## TEXTAUSZUG
========================================================================
Kathi-Bräu: Altes Mofa der Wirtin wieder flott
6.8.2014, 11:00 UhrAugenzeugen berichteten: Wenn die Kathi mit ihrem ungewöhnlichen Rad von Heckenhof nach Aufseß zum Einkaufen fuhr und spielende Kinder auf der Straße erblickte, benutzte sie ihre Ballon-Hupe und rief: „Bä hü, bä hü – Kinderle, geht auf Seite, die Kathi kommt!“ Jahrzehntelang fristete das flotte Rad seine Zeit auf dem Dachboden der „Kathi-Bräu“, deren Wirtin die Zweirad-Pionierin war, und wird erst jetzt nach der Renovierung durch Franz Hartmann aus Wüstenstein beim neuen Besitzer Josef Schmitt einen Ehrenplatz erhalten, denn die Kathi ist am 10. Oktober 1993 gestorben.
Wirtin Kathi Meyer war schon immer fortschrittlich, befasste sich mit Neuheiten – sie war begeisterter Motorrad-Fan. Nachdem sie die Gesellenprüfung für das Brauerhandwerk bestanden hat, erwarb sie ihr erstes und auch einziges Rad.
========================================================================
## DATENSÄTZE
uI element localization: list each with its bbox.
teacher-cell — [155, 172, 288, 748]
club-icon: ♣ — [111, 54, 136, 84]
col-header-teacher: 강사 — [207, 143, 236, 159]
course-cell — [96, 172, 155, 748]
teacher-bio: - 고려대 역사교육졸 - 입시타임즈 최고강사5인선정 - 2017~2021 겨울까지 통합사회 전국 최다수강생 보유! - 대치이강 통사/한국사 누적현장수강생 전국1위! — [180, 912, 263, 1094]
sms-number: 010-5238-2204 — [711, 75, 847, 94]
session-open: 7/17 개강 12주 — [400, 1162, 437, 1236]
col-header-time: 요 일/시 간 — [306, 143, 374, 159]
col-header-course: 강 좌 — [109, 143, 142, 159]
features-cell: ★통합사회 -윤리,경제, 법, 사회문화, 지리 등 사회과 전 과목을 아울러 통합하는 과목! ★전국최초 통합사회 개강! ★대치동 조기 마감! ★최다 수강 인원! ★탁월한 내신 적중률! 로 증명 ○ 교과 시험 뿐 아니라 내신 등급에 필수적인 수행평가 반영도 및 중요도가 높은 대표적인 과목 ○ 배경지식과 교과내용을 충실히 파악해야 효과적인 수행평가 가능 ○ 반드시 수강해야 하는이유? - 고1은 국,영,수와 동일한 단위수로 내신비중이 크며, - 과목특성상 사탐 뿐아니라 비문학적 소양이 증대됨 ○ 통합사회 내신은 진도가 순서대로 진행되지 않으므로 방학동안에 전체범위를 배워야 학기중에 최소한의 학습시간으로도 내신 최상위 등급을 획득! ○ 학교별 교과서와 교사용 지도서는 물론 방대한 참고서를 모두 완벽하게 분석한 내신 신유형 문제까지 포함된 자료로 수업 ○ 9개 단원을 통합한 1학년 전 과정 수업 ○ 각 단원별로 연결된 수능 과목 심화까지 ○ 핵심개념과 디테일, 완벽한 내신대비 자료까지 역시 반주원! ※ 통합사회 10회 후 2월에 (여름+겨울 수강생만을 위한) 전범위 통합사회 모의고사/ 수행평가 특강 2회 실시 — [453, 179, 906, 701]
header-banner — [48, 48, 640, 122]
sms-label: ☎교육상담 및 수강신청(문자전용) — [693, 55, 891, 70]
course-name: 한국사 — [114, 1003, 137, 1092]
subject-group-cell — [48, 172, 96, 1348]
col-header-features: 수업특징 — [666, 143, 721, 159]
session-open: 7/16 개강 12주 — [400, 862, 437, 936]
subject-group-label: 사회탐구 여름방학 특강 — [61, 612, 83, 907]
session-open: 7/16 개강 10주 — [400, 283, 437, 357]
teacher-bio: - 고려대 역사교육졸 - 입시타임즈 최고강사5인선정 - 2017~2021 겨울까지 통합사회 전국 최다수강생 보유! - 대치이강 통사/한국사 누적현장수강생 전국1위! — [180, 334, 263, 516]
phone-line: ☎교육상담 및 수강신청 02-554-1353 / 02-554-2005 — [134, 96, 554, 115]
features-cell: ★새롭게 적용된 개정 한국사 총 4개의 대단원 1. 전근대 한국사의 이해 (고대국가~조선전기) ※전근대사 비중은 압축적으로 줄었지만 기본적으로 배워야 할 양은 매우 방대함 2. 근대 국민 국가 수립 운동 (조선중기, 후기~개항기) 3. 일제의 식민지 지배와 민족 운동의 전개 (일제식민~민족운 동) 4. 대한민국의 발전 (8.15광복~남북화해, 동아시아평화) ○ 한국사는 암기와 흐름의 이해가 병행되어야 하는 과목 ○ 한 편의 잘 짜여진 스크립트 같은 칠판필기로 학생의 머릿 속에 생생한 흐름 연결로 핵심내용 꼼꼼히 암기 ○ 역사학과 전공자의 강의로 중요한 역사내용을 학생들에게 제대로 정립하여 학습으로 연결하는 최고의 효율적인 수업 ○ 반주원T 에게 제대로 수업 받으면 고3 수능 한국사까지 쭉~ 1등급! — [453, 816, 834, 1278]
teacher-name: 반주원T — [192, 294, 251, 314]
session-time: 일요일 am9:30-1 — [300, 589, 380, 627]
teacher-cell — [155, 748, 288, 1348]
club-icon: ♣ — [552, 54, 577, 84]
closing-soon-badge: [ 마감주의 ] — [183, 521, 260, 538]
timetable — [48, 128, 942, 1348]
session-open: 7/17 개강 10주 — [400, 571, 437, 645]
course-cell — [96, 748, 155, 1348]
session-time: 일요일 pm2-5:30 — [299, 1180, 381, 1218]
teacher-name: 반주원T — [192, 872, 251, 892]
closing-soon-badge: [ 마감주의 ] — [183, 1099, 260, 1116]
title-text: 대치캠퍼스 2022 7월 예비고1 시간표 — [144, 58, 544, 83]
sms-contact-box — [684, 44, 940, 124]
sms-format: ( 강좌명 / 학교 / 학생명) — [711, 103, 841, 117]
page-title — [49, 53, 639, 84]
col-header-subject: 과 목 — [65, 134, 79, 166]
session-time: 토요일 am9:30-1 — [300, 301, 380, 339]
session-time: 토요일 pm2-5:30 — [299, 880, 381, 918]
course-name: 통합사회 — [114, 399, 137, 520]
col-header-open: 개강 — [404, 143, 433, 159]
========================================================================
## AUFGABEN
(1) Prüfe anhand des Berichts über das Mofa der Kathi-Bräu-Wirtin, ob diese Aussagen stimmen: (a) Kathi Meyer starb am 10. Oktober 1993. (b) Josef Schmitt hat das Rad renoviert. (c) Kathi Meyer besaß im Lauf ihres Lebens mehrere Räder. Antworte jeweils mit Ja oder Nein und zitiere die entscheidenden Worte des Berichts wörtlich.
(2) Schreibe den Bericht über das Mofa der Kathi-Bräu-Wirtin im selben Ton weiter und knüpfe an seinen letzten Satz an.

## LÖSUNGEN
(1)
(a) Ja: „die Kathi ist am 10. Oktober 1993 gestorben“
(b) Nein: „nach der Renovierung durch Franz Hartmann aus Wüstenstein“
(c) Nein: „erwarb sie ihr erstes und auch einziges Rad“

(2)
Damit fuhr sie zum Einkaufen nach Aufseß und zurück nach Heckenhof. Um den Heckenhofer Berg nicht hoch laufen zu müssen, kaufte sie das Fahrrad mit Motor. Auf dem Gepäckträger war ein Einzylinder-ILO-Motor montiert – eine eher seltene Konstruktion von August Stukenbrok, der zwischen 1888 und 1932 unter dem Namen „Deutschland-Fahrrad“ einen lebhaften Versandhandel betrieb.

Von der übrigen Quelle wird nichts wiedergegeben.